GIVEN INSTRUCTION. Copy out the lines that include the word "عبيدة".

LISTED ENTRIES.
• • •

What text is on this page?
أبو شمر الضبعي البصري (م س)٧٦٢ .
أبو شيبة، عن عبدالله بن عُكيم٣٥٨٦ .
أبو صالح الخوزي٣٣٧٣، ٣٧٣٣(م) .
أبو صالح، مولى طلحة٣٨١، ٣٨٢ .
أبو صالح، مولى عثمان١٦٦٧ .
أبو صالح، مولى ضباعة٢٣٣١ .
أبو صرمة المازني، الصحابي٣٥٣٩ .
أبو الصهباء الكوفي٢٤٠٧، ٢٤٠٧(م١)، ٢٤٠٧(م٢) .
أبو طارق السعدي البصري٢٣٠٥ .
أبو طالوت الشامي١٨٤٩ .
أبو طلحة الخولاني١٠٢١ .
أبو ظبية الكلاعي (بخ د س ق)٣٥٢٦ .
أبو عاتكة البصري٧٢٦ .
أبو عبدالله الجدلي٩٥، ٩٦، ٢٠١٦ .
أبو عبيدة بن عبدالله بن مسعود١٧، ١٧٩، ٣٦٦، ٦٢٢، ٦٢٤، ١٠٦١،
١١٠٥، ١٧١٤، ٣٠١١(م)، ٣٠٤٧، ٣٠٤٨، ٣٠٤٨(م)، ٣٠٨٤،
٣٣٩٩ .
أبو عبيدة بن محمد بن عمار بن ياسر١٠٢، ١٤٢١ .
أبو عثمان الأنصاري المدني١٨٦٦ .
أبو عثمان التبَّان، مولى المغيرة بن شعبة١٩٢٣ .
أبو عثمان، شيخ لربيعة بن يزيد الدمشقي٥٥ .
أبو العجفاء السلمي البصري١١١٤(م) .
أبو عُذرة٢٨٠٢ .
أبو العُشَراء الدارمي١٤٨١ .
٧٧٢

• • •

TASK RESPONSE.
أبو عبيدة بن عبدالله بن مسعود١٧، ١٧٩، ٣٦٦، ٦٢٢، ٦٢٤، ١٠٦١،
أبو عبيدة بن محمد بن عمار بن ياسر١٠٢، ١٤٢١ .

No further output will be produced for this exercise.